___ Entries supplied
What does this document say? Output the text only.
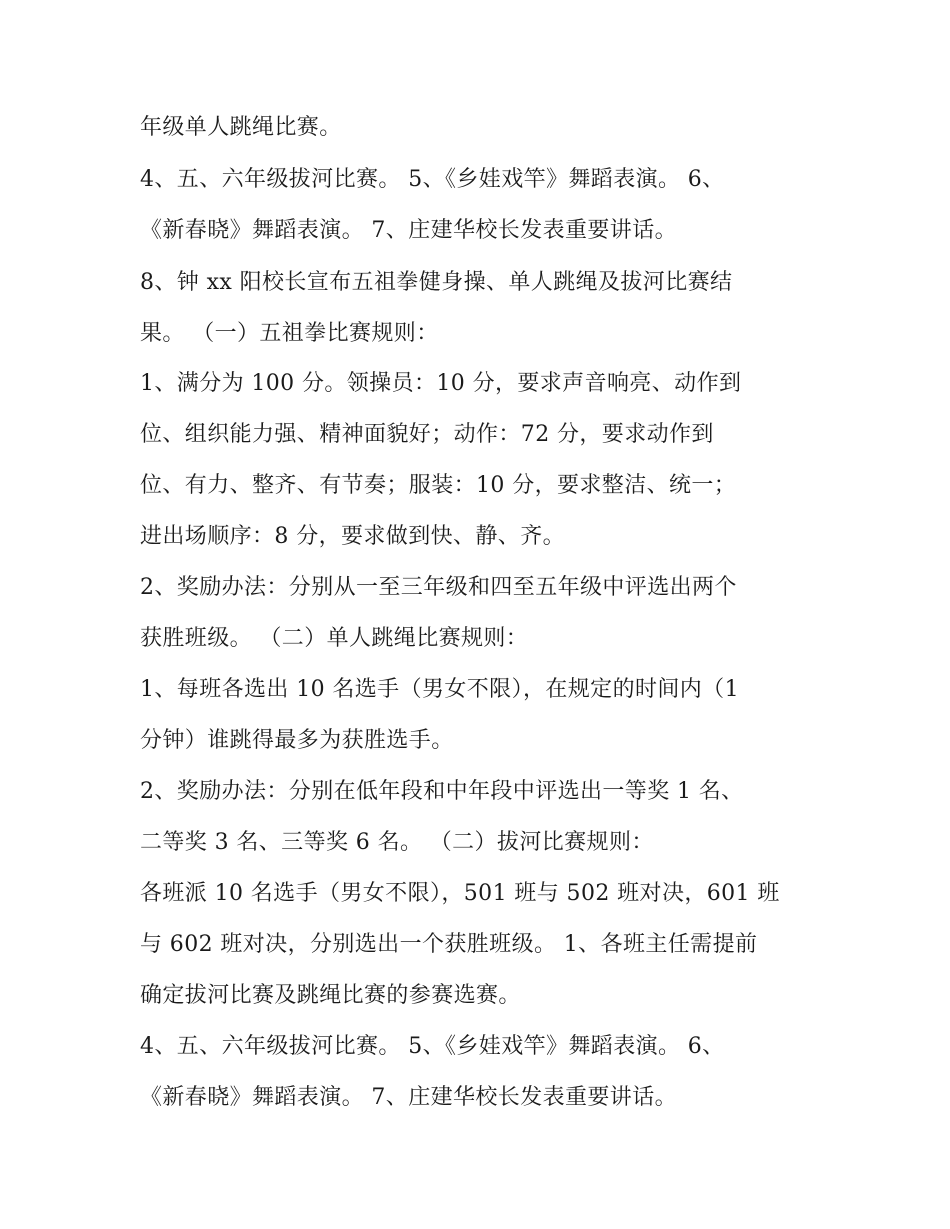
年级单人跳绳比赛。

4、五、六年级拔河比赛。 5、《乡娃戏竿》舞蹈表演。 6、

《新春晓》舞蹈表演。 7、庄建华校长发表重要讲话。

8、钟 xx 阳校长宣布五祖拳健身操、单人跳绳及拔河比赛结

果。 （一）五祖拳比赛规则：

1、满分为 100 分。领操员：10 分，要求声音响亮、动作到

位、组织能力强、精神面貌好；动作：72 分，要求动作到

位、有力、整齐、有节奏；服装：10 分，要求整洁、统一；

进出场顺序：8 分，要求做到快、静、齐。

2、奖励办法：分别从一至三年级和四至五年级中评选出两个

获胜班级。 （二）单人跳绳比赛规则：

1、每班各选出 10 名选手（男女不限），在规定的时间内（1

分钟）谁跳得最多为获胜选手。

2、奖励办法：分别在低年段和中年段中评选出一等奖 1 名、

二等奖 3 名、三等奖 6 名。 （二）拔河比赛规则：

各班派 10 名选手（男女不限），501 班与 502 班对决，601 班

与 602 班对决，分别选出一个获胜班级。 1、各班主任需提前

确定拔河比赛及跳绳比赛的参赛选赛。

4、五、六年级拔河比赛。 5、《乡娃戏竿》舞蹈表演。 6、

《新春晓》舞蹈表演。 7、庄建华校长发表重要讲话。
______
__What this task involves__:
Show all lines in the entries above where the word "男女不限" appears.

__Full solution__:
1、每班各选出 10 名选手（男女不限），在规定的时间内（1
各班派 10 名选手（男女不限），501 班与 502 班对决，601 班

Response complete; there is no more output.